[START OF SUPPLIED ENTRIES]
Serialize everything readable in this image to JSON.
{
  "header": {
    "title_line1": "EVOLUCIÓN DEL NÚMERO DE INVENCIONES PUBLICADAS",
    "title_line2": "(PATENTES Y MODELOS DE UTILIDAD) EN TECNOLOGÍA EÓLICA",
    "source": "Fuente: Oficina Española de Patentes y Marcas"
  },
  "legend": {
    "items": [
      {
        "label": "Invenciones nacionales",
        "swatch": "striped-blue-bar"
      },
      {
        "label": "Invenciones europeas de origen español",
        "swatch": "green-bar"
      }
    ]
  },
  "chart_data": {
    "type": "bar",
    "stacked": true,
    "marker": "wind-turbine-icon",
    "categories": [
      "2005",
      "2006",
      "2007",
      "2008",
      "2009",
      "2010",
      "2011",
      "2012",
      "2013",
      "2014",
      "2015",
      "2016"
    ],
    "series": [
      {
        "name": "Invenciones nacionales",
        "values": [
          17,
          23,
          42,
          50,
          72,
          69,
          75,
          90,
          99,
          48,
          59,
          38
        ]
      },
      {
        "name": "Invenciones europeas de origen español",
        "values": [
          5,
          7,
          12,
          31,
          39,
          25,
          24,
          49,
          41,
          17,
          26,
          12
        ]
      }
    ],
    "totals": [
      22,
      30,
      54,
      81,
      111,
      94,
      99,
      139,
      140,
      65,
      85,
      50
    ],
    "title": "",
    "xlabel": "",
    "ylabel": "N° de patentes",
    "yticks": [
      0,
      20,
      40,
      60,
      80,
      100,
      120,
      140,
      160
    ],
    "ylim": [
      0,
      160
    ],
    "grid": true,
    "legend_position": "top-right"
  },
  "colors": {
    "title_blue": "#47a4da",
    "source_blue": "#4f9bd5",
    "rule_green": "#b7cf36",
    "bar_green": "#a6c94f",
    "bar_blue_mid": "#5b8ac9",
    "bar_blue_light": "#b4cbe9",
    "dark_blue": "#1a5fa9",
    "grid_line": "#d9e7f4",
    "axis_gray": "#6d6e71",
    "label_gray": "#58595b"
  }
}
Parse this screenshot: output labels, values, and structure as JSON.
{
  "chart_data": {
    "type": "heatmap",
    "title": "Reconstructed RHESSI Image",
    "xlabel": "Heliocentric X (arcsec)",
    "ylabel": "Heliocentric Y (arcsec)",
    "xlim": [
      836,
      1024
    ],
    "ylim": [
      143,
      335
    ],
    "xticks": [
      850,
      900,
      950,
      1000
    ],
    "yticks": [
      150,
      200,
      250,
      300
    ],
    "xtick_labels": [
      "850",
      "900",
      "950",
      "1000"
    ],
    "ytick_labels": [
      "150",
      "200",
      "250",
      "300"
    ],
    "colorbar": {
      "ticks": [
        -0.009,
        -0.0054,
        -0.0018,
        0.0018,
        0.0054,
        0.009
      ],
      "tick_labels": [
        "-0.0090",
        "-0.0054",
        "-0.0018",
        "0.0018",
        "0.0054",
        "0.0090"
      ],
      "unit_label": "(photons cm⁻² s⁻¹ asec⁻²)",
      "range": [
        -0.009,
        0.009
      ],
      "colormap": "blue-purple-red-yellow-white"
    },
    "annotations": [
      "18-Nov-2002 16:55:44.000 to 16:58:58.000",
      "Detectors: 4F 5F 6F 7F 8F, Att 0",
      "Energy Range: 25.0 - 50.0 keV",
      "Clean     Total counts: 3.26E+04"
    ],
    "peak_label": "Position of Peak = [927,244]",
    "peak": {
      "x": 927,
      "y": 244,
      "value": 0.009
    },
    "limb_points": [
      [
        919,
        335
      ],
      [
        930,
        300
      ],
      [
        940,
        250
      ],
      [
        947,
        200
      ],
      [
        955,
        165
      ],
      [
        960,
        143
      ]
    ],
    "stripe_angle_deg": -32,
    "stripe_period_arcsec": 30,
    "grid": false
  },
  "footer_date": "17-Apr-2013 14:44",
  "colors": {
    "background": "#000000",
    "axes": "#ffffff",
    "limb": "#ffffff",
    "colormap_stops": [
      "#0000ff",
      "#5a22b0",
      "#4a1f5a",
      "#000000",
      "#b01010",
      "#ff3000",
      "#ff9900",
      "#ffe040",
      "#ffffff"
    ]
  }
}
[END OF SUPPLIED ENTRIES]
SHORT TASK
Search the records for the word "origen". Copy every line that has it.

IN RESPONSE
        "label": "Invenciones europeas de origen español",
        "name": "Invenciones europeas de origen español",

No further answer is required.